▸ Stated problem: Print all the records exactly, please.

▸ Items listed in a dataset:
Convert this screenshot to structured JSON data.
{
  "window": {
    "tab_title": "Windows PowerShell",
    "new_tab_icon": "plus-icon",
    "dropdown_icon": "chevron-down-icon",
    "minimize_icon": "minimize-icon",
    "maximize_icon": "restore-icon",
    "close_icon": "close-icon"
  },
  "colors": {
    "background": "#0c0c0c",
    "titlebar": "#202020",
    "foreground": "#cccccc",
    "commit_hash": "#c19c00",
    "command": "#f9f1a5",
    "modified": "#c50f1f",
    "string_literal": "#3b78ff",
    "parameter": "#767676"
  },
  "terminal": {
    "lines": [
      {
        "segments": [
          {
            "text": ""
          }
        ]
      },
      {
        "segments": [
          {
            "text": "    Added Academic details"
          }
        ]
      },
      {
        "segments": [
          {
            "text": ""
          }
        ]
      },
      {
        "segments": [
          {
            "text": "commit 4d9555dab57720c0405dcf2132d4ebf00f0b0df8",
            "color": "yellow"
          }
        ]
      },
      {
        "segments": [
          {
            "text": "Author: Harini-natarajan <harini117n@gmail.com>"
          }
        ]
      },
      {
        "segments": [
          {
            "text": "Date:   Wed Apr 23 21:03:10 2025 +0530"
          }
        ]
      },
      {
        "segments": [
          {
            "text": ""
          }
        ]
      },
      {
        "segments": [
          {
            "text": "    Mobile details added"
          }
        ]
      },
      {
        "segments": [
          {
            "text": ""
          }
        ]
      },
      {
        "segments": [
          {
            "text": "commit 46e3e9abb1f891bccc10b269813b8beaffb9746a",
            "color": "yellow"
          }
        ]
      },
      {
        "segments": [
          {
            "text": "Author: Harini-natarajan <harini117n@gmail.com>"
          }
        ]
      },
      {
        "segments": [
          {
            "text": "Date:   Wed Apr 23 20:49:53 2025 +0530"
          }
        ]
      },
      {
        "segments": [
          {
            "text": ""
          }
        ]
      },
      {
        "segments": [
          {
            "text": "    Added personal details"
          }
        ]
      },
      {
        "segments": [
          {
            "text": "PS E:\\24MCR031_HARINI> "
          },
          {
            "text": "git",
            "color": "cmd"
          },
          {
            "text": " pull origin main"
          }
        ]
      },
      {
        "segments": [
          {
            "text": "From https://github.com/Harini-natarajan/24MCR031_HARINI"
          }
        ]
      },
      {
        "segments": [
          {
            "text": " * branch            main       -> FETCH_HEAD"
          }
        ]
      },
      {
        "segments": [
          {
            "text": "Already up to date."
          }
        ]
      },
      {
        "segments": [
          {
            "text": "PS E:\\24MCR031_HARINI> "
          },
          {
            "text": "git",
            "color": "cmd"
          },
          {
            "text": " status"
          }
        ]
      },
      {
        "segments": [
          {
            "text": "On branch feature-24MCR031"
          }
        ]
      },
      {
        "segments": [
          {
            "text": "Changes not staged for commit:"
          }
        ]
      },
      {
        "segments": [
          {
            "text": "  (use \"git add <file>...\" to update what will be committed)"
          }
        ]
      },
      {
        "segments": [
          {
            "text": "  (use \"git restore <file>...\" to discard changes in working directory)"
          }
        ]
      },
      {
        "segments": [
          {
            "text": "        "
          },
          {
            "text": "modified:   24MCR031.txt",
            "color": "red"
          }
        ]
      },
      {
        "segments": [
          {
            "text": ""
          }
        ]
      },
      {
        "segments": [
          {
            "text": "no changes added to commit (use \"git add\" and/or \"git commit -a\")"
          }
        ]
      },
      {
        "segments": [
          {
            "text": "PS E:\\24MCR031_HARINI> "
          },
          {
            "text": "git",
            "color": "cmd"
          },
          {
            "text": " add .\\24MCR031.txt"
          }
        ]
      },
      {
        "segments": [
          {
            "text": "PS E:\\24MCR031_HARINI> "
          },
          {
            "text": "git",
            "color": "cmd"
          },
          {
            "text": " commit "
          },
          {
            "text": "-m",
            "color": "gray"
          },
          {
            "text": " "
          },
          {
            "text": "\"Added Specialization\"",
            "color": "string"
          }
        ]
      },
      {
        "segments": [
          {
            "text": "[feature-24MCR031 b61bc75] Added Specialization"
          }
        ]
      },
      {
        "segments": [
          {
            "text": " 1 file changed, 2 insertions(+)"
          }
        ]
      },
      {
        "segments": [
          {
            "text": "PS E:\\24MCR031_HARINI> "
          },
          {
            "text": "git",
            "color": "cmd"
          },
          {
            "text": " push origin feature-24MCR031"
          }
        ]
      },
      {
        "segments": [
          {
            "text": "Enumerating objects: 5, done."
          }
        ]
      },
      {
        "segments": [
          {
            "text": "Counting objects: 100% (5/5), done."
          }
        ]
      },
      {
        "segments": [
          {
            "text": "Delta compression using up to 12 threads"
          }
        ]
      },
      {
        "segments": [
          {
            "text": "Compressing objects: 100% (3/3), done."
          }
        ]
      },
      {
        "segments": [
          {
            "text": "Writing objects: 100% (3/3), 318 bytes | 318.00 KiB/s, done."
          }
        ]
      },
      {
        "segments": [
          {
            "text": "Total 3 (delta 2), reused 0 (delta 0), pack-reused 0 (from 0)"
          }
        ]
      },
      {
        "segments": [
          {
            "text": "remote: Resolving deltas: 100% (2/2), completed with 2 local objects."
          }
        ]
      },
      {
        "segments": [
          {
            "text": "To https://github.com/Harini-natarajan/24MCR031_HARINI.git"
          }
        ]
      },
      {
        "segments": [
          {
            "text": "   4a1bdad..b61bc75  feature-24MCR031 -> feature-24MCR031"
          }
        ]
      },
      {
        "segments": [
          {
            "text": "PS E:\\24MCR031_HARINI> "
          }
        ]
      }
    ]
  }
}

▸ Expected answer:
Convert this screenshot to structured JSON data.
{
  "window": {
    "tab_title": "Windows PowerShell",
    "new_tab_icon": "plus-icon",
    "dropdown_icon": "chevron-down-icon",
    "minimize_icon": "minimize-icon",
    "maximize_icon": "restore-icon",
    "close_icon": "close-icon"
  },
  "colors": {
    "background": "#0c0c0c",
    "titlebar": "#202020",
    "foreground": "#cccccc",
    "commit_hash": "#c19c00",
    "command": "#f9f1a5",
    "modified": "#c50f1f",
    "string_literal": "#3b78ff",
    "parameter": "#767676"
  },
  "terminal": {
    "lines": [
      {
        "segments": [
          {
            "text": ""
          }
        ]
      },
      {
        "segments": [
          {
            "text": "    Added Academic details"
          }
        ]
      },
      {
        "segments": [
          {
            "text": ""
          }
        ]
      },
      {
        "segments": [
          {
            "text": "commit 4d9555dab57720c0405dcf2132d4ebf00f0b0df8",
            "color": "yellow"
          }
        ]
      },
      {
        "segments": [
          {
            "text": "Author: Harini-natarajan <harini117n@gmail.com>"
          }
        ]
      },
      {
        "segments": [
          {
            "text": "Date:   Wed Apr 23 21:03:10 2025 +0530"
          }
        ]
      },
      {
        "segments": [
          {
            "text": ""
          }
        ]
      },
      {
        "segments": [
          {
            "text": "    Mobile details added"
          }
        ]
      },
      {
        "segments": [
          {
            "text": ""
          }
        ]
      },
      {
        "segments": [
          {
            "text": "commit 46e3e9abb1f891bccc10b269813b8beaffb9746a",
            "color": "yellow"
          }
        ]
      },
      {
        "segments": [
          {
            "text": "Author: Harini-natarajan <harini117n@gmail.com>"
          }
        ]
      },
      {
        "segments": [
          {
            "text": "Date:   Wed Apr 23 20:49:53 2025 +0530"
          }
        ]
      },
      {
        "segments": [
          {
            "text": ""
          }
        ]
      },
      {
        "segments": [
          {
            "text": "    Added personal details"
          }
        ]
      },
      {
        "segments": [
          {
            "text": "PS E:\\24MCR031_HARINI> "
          },
          {
            "text": "git",
            "color": "cmd"
          },
          {
            "text": " pull origin main"
          }
        ]
      },
      {
        "segments": [
          {
            "text": "From https://github.com/Harini-natarajan/24MCR031_HARINI"
          }
        ]
      },
      {
        "segments": [
          {
            "text": " * branch            main       -> FETCH_HEAD"
          }
        ]
      },
      {
        "segments": [
          {
            "text": "Already up to date."
          }
        ]
      },
      {
        "segments": [
          {
            "text": "PS E:\\24MCR031_HARINI> "
          },
          {
            "text": "git",
            "color": "cmd"
          },
          {
            "text": " status"
          }
        ]
      },
      {
        "segments": [
          {
            "text": "On branch feature-24MCR031"
          }
        ]
      },
      {
        "segments": [
          {
            "text": "Changes not staged for commit:"
          }
        ]
      },
      {
        "segments": [
          {
            "text": "  (use \"git add <file>...\" to update what will be committed)"
          }
        ]
      },
      {
        "segments": [
          {
            "text": "  (use \"git restore <file>...\" to discard changes in working directory)"
          }
        ]
      },
      {
        "segments": [
          {
            "text": "        "
          },
          {
            "text": "modified:   24MCR031.txt",
            "color": "red"
          }
        ]
      },
      {
        "segments": [
          {
            "text": ""
          }
        ]
      },
      {
        "segments": [
          {
            "text": "no changes added to commit (use \"git add\" and/or \"git commit -a\")"
          }
        ]
      },
      {
        "segments": [
          {
            "text": "PS E:\\24MCR031_HARINI> "
          },
          {
            "text": "git",
            "color": "cmd"
          },
          {
            "text": " add .\\24MCR031.txt"
          }
        ]
      },
      {
        "segments": [
          {
            "text": "PS E:\\24MCR031_HARINI> "
          },
          {
            "text": "git",
            "color": "cmd"
          },
          {
            "text": " commit "
          },
          {
            "text": "-m",
            "color": "gray"
          },
          {
            "text": " "
          },
          {
            "text": "\"Added Specialization\"",
            "color": "string"
          }
        ]
      },
      {
        "segments": [
          {
            "text": "[feature-24MCR031 b61bc75] Added Specialization"
          }
        ]
      },
      {
        "segments": [
          {
            "text": " 1 file changed, 2 insertions(+)"
          }
        ]
      },
      {
        "segments": [
          {
            "text": "PS E:\\24MCR031_HARINI> "
          },
          {
            "text": "git",
            "color": "cmd"
          },
          {
            "text": " push origin feature-24MCR031"
          }
        ]
      },
      {
        "segments": [
          {
            "text": "Enumerating objects: 5, done."
          }
        ]
      },
      {
        "segments": [
          {
            "text": "Counting objects: 100% (5/5), done."
          }
        ]
      },
      {
        "segments": [
          {
            "text": "Delta compression using up to 12 threads"
          }
        ]
      },
      {
        "segments": [
          {
            "text": "Compressing objects: 100% (3/3), done."
          }
        ]
      },
      {
        "segments": [
          {
            "text": "Writing objects: 100% (3/3), 318 bytes | 318.00 KiB/s, done."
          }
        ]
      },
      {
        "segments": [
          {
            "text": "Total 3 (delta 2), reused 0 (delta 0), pack-reused 0 (from 0)"
          }
        ]
      },
      {
        "segments": [
          {
            "text": "remote: Resolving deltas: 100% (2/2), completed with 2 local objects."
          }
        ]
      },
      {
        "segments": [
          {
            "text": "To https://github.com/Harini-natarajan/24MCR031_HARINI.git"
          }
        ]
      },
      {
        "segments": [
          {
            "text": "   4a1bdad..b61bc75  feature-24MCR031 -> feature-24MCR031"
          }
        ]
      },
      {
        "segments": [
          {
            "text": "PS E:\\24MCR031_HARINI> "
          }
        ]
      }
    ]
  }
}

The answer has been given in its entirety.